- [TASK BRIEF]
Each line that holds the word "وكيفية" counts once. Give the total number of such lines and nothing else.

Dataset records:
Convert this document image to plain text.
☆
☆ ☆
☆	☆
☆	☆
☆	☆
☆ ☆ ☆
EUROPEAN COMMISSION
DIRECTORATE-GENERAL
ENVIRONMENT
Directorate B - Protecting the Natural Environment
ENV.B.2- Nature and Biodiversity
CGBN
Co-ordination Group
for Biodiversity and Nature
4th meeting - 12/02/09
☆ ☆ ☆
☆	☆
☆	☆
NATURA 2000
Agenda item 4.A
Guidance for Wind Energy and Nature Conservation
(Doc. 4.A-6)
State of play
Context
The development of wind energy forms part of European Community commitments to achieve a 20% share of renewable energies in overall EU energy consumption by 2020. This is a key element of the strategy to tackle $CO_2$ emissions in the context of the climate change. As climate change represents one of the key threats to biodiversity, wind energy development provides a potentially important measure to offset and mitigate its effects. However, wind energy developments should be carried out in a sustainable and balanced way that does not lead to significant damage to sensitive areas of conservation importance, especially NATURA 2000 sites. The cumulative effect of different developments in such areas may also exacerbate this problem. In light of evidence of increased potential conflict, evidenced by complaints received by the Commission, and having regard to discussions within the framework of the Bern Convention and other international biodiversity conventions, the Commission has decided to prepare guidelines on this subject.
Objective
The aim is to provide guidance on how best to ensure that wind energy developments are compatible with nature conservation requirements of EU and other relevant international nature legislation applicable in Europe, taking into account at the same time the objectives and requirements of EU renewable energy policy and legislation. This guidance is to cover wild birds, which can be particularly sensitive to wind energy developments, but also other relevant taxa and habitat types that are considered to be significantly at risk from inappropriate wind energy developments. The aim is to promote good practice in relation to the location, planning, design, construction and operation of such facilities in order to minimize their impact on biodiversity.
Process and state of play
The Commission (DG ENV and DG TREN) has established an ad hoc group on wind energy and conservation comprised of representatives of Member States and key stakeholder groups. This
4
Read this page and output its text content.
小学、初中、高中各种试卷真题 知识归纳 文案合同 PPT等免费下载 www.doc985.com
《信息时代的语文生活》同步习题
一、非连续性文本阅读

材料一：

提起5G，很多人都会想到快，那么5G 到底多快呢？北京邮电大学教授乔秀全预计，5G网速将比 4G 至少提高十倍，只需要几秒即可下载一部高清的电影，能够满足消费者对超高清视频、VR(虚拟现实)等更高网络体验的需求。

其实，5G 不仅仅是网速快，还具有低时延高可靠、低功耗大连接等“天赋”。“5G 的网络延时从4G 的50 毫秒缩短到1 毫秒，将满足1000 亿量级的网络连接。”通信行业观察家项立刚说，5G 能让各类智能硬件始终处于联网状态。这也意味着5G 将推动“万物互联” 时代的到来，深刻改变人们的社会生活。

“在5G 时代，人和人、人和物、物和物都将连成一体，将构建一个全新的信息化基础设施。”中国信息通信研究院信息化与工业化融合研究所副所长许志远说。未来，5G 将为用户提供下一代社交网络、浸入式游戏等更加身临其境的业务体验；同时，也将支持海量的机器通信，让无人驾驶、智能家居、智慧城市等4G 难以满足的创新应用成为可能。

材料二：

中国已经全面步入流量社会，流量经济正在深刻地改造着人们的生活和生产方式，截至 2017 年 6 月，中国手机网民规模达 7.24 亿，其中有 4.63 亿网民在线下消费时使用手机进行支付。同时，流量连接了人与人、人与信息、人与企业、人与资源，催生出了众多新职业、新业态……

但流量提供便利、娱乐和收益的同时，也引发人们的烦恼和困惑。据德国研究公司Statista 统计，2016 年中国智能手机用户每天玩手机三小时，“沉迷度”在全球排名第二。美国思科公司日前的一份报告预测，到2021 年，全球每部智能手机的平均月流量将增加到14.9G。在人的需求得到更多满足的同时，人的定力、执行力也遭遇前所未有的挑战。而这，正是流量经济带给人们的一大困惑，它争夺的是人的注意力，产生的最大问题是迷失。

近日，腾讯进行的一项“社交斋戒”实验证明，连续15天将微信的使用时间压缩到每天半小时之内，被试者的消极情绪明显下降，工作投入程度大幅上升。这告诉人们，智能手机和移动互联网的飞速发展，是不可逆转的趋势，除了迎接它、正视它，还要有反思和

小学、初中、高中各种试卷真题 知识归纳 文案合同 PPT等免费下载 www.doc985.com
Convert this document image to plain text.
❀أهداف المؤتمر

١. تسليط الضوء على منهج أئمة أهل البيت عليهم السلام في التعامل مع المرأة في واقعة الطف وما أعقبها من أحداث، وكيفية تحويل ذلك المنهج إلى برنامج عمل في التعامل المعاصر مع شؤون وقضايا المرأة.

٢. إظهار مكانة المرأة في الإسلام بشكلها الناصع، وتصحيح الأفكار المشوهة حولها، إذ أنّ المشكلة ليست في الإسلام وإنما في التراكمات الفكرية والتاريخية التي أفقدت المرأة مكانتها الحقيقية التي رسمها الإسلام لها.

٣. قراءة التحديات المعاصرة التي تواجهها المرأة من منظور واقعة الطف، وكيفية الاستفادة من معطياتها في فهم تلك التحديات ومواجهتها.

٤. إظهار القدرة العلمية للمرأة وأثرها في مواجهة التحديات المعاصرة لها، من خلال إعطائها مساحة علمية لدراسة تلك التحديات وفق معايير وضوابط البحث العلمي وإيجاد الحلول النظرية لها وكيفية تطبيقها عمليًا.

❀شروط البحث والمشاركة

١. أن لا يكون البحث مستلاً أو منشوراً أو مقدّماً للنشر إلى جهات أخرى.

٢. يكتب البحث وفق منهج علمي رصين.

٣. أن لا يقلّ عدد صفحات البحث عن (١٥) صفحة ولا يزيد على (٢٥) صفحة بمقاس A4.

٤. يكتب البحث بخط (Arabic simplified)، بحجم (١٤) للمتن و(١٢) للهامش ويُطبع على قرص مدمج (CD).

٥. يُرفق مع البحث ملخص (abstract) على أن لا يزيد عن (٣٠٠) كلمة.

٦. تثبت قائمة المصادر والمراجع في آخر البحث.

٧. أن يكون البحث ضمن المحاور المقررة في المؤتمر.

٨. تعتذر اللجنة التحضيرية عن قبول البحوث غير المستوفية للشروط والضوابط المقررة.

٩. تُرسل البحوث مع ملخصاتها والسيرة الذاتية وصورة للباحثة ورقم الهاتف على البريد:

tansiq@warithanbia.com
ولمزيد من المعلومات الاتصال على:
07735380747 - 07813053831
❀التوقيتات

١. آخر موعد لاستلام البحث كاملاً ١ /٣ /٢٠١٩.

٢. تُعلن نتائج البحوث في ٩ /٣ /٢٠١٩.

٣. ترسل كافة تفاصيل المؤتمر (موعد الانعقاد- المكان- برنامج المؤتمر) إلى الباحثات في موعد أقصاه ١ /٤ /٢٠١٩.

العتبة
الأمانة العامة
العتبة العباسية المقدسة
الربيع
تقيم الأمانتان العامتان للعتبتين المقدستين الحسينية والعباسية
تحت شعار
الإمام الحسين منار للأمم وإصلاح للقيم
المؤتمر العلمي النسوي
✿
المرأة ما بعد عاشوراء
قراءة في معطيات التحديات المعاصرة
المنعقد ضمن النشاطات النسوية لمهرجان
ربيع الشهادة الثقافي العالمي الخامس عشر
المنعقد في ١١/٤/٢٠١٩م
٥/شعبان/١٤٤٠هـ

- [WRITTEN RESPONSE]
3